What is asked:
Copy out each line exactly; pictures stay out of the copy.

Dataset rows:
++++++++
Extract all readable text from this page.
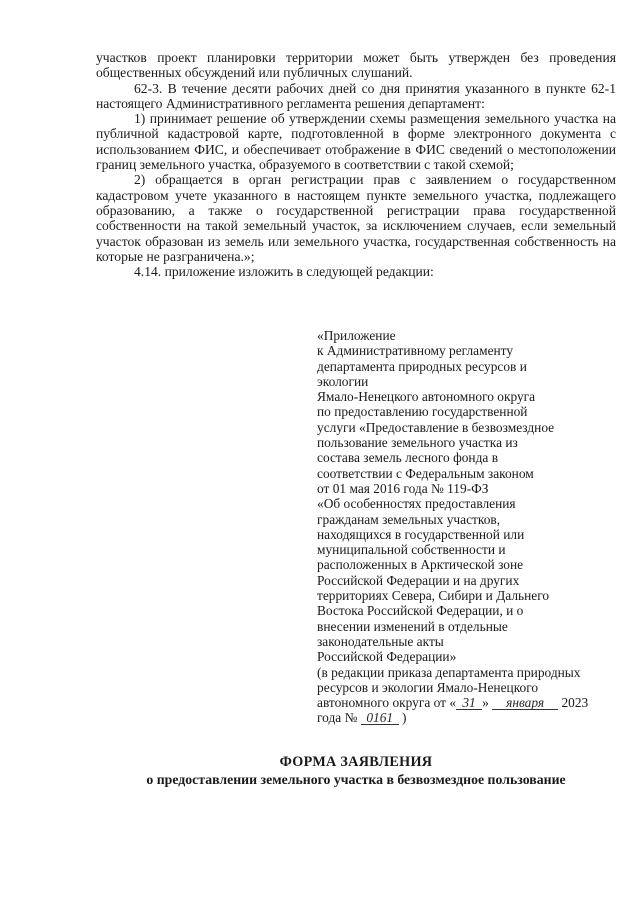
участков проект планировки территории может быть утвержден без проведения общественных обсуждений или публичных слушаний.

62-3. В течение десяти рабочих дней со дня принятия указанного в пункте 62-1 настоящего Административного регламента решения департамент:

1) принимает решение об утверждении схемы размещения земельного участка на публичной кадастровой карте, подготовленной в форме электронного документа с использованием ФИС, и обеспечивает отображение в ФИС сведений о местоположении границ земельного участка, образуемого в соответствии с такой схемой;

2) обращается в орган регистрации прав с заявлением о государственном кадастровом учете указанного в настоящем пункте земельного участка, подлежащего образованию, а также о государственной регистрации права государственной собственности на такой земельный участок, за исключением случаев, если земельный участок образован из земель или земельного участка, государственная собственность на которые не разграничена.»;

4.14. приложение изложить в следующей редакции:

«Приложение
к Административному регламенту
департамента природных ресурсов и
экологии
Ямало-Ненецкого автономного округа
по предоставлению государственной
услуги «Предоставление в безвозмездное
пользование земельного участка из
состава земель лесного фонда в
соответствии с Федеральным законом
от 01 мая 2016 года № 119-ФЗ
«Об особенностях предоставления
гражданам земельных участков,
находящихся в государственной или
муниципальной собственности и
расположенных в Арктической зоне
Российской Федерации и на других
территориях Севера, Сибири и Дальнего
Востока Российской Федерации, и о
внесении изменений в отдельные
законодательные акты
Российской Федерации»
(в редакции приказа департамента природных
ресурсов и экологии Ямало-Ненецкого
автономного округа от « 31 » января 2023
года № 0161 )
ФОРМА ЗАЯВЛЕНИЯ
о предоставлении земельного участка в безвозмездное пользование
++++++++
Response:
Extract all readable text from this page.
участков проект планировки территории может быть утвержден без проведения общественных обсуждений или публичных слушаний.

62-3. В течение десяти рабочих дней со дня принятия указанного в пункте 62-1 настоящего Административного регламента решения департамент:

1) принимает решение об утверждении схемы размещения земельного участка на публичной кадастровой карте, подготовленной в форме электронного документа с использованием ФИС, и обеспечивает отображение в ФИС сведений о местоположении границ земельного участка, образуемого в соответствии с такой схемой;

2) обращается в орган регистрации прав с заявлением о государственном кадастровом учете указанного в настоящем пункте земельного участка, подлежащего образованию, а также о государственной регистрации права государственной собственности на такой земельный участок, за исключением случаев, если земельный участок образован из земель или земельного участка, государственная собственность на которые не разграничена.»;

4.14. приложение изложить в следующей редакции:

«Приложение
к Административному регламенту
департамента природных ресурсов и
экологии
Ямало-Ненецкого автономного округа
по предоставлению государственной
услуги «Предоставление в безвозмездное
пользование земельного участка из
состава земель лесного фонда в
соответствии с Федеральным законом
от 01 мая 2016 года № 119-ФЗ
«Об особенностях предоставления
гражданам земельных участков,
находящихся в государственной или
муниципальной собственности и
расположенных в Арктической зоне
Российской Федерации и на других
территориях Севера, Сибири и Дальнего
Востока Российской Федерации, и о
внесении изменений в отдельные
законодательные акты
Российской Федерации»
(в редакции приказа департамента природных
ресурсов и экологии Ямало-Ненецкого
автономного округа от « 31 » января 2023
года № 0161 )
ФОРМА ЗАЯВЛЕНИЯ
о предоставлении земельного участка в безвозмездное пользование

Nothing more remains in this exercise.